AWC ミステリーのトリックで騙されるのは何故楽しいのか 朝霧三郎


        
#3696/3706 ◇フレッシュボイス2
★タイトル (sab     )  25/11/21  13:07  ( 47)
ミステリーのトリックで騙されるのは何故楽しいのか 朝霧三郎
★内容

普通、騙されれば不快な筈なのに。

ふと思い出す、岸田秀という(昔有名だった。「ものぐさ精神分析」などで)
心理学者がいるのだが。
この人は、子供の頃、母に愛されていて、
母は何でも買ってくれた、ギターでも何でも、
しかし、勉強に必要な文房具や本は買ってくれなかった、
と言っていたんですね。
後年(50を過ぎた頃か)、今度は、
母は自分を愛してはいなかった、と言い出す。
ただ家業を継がせる為に遊びに使うものを買い与えたのだ、
勉強の道に進んで家業を継がないと困るので文房具は買ってくれなかったのだ、
と言い出す。
自分は愛されていなかった、と知って、愕然とするのですが。
当然愛してくれるであろう母が愛してくれてはいなかった、
というので愕然とする。
そして母の写真をちぎって燃やす。
これって、ミステリーのミスリードみたいな感じですよね。

→ **収集データ**
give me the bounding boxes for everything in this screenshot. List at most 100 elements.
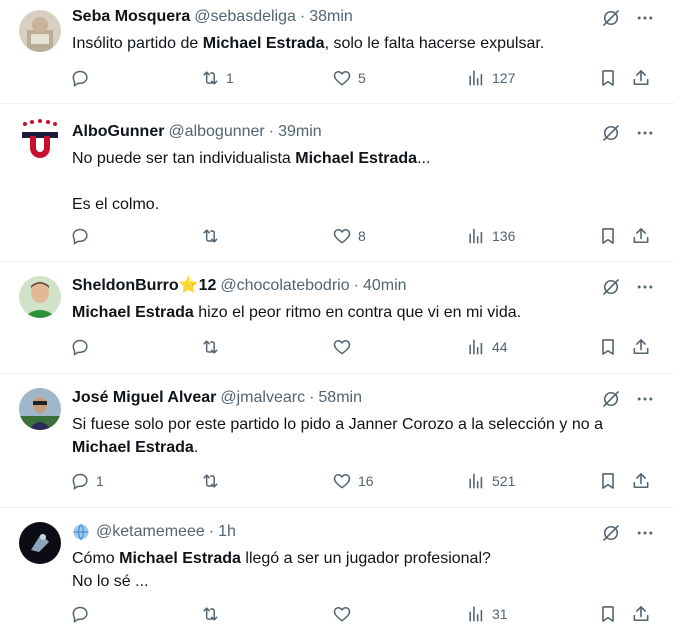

→ **課題の内容**
ミステリーのトリックで騙される楽しさを論じた文章の続きを、最後の文の後から書いてください。

→ **本課題の結果**
岸田秀に限らず、人は、何かを与えられると、
そんなに上手く行く訳ない、と思うところがあって、
後で取り上げられると、
やっぱりダメだったんだ、とがっかりする、
というか納得するところがあるんですね。
こういうのを、自罰パラノイア(自分で自分は愛されないと思っていて、
だから愛を得ると、これは何かの嘘と思って自分で罰を与える)
とも言えると思うのですが。
ミステリーで、ミスリードで騙されて、種明かしされて、
やっぱり違っていた、
と思うのは、自罰パラノイアに似ているのではないか、と思いましたね。
人間は、何かラッキーな事が起こりそうで、
上手く行くかも知れない(ミステリーのミスリード)と思って、
やっぱりダメだった(謎解き)という事態になると、
がっかりもするが、納得もするんですね。
人がミステリーのミスリードと謎解きを好むのはこういう心理ではないか、
と思うのですが。
(追記)
そんな事じゃないかも知れない。
ミステリーを書いていて、思想もないとつまらない、
と、小難しい思想を書くのですが、非常につまらないと感じるんですね。
本格ミステリー的な謎解きがないと読者は飽きてしまうよ、と思える。
という事は、本格ミステリー的な「お約束」が言語の様な役割をしていて、
言葉が通じるから楽しい、と思えるのかも知れない。

などと思いました。

ではまた。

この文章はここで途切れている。